Set exercise: Filter the material below down to the lines that contain the string "tick", treating uppercase and lowercase as different, and copy out each line that matches.

Supplied records:
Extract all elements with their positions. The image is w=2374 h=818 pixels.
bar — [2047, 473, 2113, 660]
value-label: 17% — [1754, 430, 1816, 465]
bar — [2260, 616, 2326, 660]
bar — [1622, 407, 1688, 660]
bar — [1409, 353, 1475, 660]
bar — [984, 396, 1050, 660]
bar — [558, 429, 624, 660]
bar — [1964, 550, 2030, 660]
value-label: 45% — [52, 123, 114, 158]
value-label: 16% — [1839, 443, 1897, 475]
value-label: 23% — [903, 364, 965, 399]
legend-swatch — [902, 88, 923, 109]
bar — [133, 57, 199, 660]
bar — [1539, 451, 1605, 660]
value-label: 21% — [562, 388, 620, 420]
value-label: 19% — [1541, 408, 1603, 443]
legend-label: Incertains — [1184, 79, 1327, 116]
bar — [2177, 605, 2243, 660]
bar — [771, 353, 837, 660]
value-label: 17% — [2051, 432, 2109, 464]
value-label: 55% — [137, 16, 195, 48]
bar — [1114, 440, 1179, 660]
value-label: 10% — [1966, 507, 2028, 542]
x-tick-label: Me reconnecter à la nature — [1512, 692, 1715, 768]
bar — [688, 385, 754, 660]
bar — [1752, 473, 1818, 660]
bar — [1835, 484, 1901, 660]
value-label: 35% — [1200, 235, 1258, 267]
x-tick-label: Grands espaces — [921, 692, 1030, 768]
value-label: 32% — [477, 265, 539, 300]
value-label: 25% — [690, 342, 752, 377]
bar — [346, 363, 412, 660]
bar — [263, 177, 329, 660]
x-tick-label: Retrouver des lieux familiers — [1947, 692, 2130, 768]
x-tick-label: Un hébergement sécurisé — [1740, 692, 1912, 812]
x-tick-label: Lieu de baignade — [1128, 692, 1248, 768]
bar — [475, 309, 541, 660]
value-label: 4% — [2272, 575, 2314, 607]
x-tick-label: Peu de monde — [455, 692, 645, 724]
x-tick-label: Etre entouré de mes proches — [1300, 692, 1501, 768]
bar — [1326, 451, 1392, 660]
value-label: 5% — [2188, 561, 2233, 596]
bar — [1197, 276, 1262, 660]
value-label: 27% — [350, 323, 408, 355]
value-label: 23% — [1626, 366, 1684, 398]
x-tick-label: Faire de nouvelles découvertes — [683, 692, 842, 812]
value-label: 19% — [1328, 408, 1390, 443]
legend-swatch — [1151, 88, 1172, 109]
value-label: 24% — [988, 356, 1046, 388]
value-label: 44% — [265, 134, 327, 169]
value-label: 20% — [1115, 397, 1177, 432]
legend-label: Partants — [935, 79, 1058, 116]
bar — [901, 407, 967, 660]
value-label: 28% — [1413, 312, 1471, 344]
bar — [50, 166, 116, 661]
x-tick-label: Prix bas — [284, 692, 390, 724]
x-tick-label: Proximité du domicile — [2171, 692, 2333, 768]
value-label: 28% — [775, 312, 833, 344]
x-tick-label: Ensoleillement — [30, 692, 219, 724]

Result of the exercise:
x-tick-label: Me reconnecter à la nature — [1512, 692, 1715, 768]
x-tick-label: Grands espaces — [921, 692, 1030, 768]
x-tick-label: Retrouver des lieux familiers — [1947, 692, 2130, 768]
x-tick-label: Un hébergement sécurisé — [1740, 692, 1912, 812]
x-tick-label: Lieu de baignade — [1128, 692, 1248, 768]
x-tick-label: Peu de monde — [455, 692, 645, 724]
x-tick-label: Etre entouré de mes proches — [1300, 692, 1501, 768]
x-tick-label: Faire de nouvelles découvertes — [683, 692, 842, 812]
x-tick-label: Prix bas — [284, 692, 390, 724]
x-tick-label: Proximité du domicile — [2171, 692, 2333, 768]
x-tick-label: Ensoleillement — [30, 692, 219, 724]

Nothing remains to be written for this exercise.